▶ [Your goal] Pull every "relationships" line out of the data below.

▶ [Dataset entries]

══════════

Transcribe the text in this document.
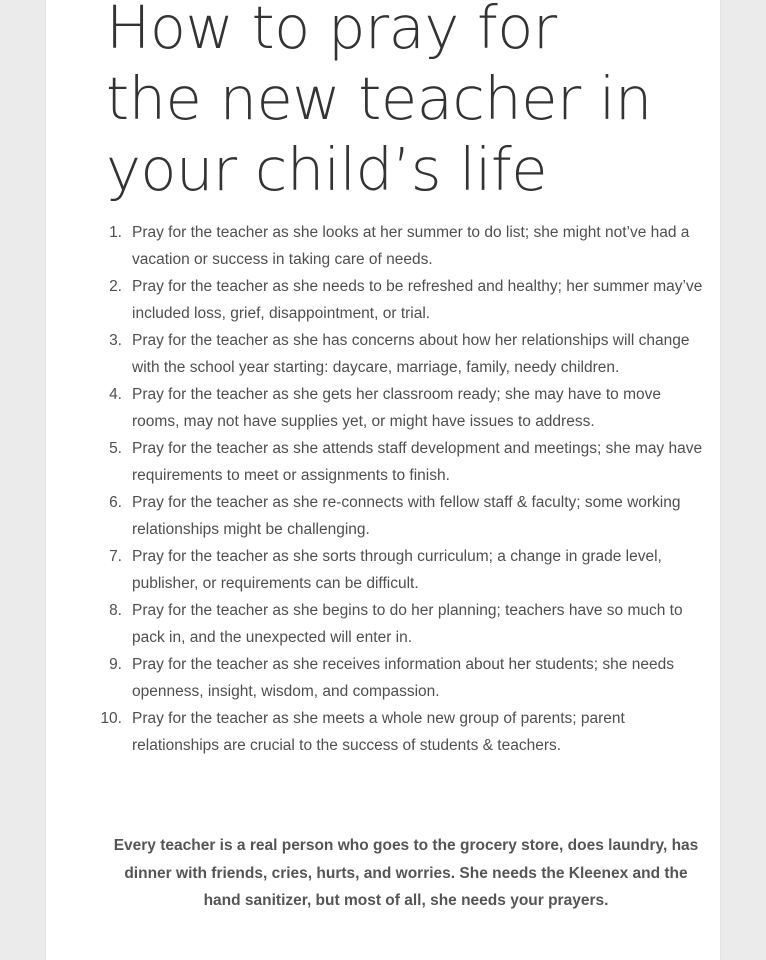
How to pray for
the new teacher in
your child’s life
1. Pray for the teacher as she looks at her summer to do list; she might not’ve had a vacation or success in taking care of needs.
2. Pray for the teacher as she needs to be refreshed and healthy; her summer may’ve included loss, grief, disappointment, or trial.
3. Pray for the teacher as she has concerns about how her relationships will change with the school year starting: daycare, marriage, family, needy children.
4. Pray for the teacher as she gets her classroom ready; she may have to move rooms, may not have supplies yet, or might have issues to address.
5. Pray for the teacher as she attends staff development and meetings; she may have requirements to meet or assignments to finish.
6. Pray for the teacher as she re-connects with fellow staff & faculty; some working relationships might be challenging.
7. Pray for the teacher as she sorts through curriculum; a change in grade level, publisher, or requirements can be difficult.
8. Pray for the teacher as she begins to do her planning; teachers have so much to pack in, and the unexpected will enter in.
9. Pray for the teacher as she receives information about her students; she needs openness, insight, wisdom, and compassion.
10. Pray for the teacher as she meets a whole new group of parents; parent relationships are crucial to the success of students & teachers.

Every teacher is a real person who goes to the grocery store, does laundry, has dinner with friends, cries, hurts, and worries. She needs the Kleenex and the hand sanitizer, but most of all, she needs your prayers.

══════════

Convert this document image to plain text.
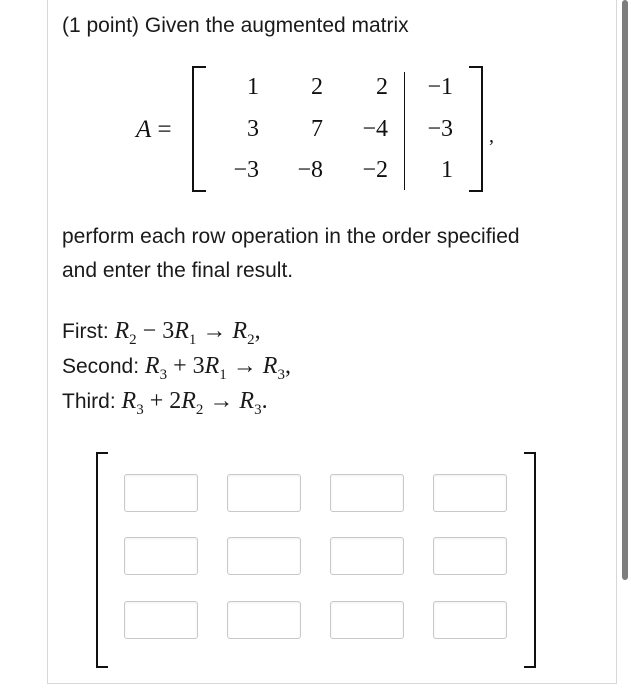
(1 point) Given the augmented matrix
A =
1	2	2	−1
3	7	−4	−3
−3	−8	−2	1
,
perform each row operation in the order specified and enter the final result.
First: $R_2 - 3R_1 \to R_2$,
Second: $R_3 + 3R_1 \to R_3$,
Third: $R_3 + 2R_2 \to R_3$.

══════════

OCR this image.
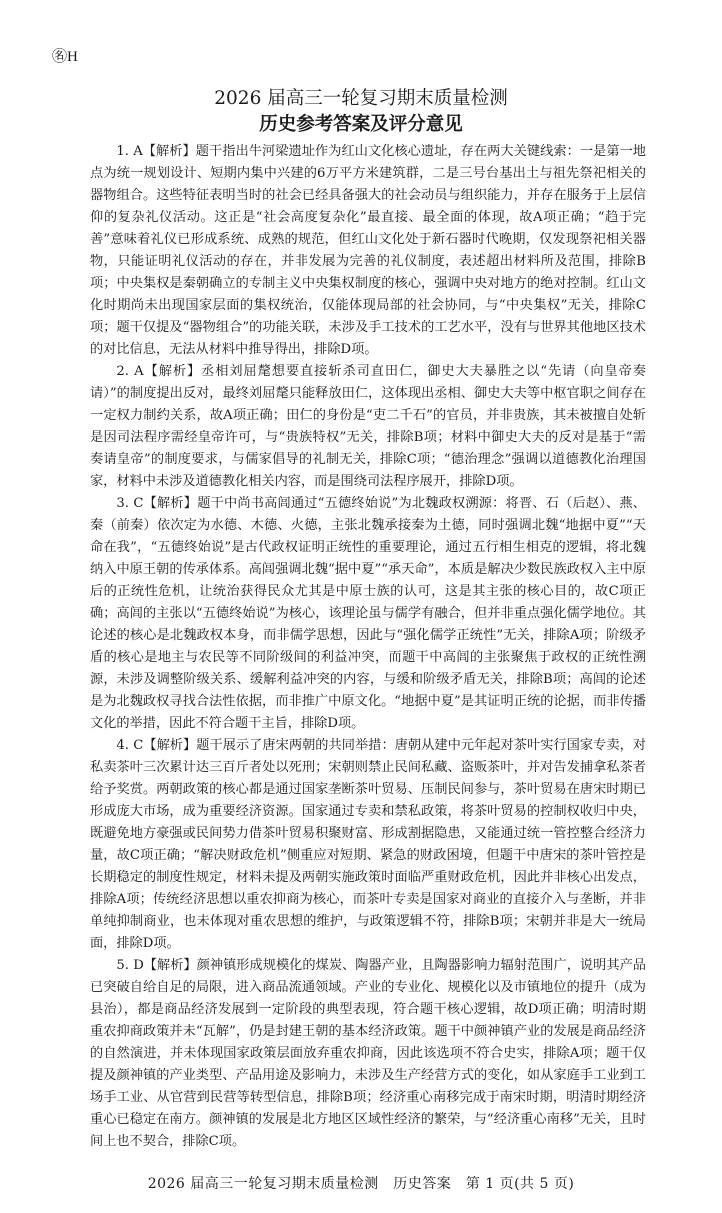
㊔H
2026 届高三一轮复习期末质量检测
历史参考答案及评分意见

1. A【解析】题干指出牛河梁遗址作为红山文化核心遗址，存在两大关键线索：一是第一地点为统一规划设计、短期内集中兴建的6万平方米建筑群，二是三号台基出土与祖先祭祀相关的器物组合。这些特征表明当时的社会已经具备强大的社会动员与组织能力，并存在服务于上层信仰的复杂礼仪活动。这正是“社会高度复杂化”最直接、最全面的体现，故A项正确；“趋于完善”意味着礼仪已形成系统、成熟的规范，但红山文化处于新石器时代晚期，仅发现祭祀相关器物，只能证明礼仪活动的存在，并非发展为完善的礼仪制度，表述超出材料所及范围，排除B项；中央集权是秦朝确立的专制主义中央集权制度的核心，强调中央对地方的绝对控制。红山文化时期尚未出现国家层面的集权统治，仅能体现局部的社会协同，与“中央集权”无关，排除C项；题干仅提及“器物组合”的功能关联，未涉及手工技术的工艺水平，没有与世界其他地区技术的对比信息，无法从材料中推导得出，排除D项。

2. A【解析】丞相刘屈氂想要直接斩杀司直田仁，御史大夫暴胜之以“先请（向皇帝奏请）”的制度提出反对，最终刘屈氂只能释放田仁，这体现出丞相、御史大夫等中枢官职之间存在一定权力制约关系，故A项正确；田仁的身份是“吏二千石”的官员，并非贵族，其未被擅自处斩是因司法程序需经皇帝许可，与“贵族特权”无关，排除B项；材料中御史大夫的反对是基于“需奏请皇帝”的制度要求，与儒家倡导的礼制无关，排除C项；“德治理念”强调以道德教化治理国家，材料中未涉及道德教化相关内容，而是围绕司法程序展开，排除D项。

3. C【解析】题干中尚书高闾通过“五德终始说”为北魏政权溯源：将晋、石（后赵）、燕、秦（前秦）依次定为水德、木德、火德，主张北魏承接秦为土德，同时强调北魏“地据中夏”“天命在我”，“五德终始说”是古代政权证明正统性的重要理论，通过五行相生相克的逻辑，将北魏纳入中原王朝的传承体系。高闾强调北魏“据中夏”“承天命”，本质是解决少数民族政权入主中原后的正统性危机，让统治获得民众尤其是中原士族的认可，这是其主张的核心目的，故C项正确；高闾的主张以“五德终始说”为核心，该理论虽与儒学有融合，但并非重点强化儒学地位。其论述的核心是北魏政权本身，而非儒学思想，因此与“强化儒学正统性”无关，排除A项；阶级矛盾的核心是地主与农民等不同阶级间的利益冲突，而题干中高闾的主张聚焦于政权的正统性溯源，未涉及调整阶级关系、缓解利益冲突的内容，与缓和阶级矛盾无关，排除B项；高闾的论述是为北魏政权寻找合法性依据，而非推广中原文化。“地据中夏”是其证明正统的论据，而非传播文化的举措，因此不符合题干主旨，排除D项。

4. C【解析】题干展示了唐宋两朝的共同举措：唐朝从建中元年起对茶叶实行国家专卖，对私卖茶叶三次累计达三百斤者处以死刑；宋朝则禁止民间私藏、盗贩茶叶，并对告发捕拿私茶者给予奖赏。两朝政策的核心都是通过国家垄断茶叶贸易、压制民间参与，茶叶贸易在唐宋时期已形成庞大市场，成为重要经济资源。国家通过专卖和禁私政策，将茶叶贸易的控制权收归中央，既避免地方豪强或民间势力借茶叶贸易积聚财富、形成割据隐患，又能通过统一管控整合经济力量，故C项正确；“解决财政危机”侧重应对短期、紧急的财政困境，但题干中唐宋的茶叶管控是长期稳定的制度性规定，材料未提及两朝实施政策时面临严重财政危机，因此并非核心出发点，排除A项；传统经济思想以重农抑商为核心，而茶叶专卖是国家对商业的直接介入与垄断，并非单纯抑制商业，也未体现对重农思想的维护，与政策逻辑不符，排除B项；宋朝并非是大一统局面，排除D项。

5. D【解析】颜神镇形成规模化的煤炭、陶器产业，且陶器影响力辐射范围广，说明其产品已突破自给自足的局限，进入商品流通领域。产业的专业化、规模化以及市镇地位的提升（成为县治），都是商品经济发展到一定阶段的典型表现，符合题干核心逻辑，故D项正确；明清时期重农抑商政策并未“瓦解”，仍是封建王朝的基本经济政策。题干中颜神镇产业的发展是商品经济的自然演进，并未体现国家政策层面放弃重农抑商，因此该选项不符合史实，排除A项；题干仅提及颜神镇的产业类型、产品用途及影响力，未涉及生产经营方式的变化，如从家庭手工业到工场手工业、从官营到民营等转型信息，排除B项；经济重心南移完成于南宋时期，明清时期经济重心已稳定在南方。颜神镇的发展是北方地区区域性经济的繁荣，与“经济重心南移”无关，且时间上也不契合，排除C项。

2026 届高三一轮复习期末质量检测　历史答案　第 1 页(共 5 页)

══════════

▶ [Reply to the exercise]
3. Pray for the teacher as she has concerns about how her relationships will change with the school year starting: daycare, marriage, family, needy children.
6. Pray for the teacher as she re-connects with fellow staff & faculty; some working relationships might be challenging.
10. Pray for the teacher as she meets a whole new group of parents; parent relationships are crucial to the success of students & teachers.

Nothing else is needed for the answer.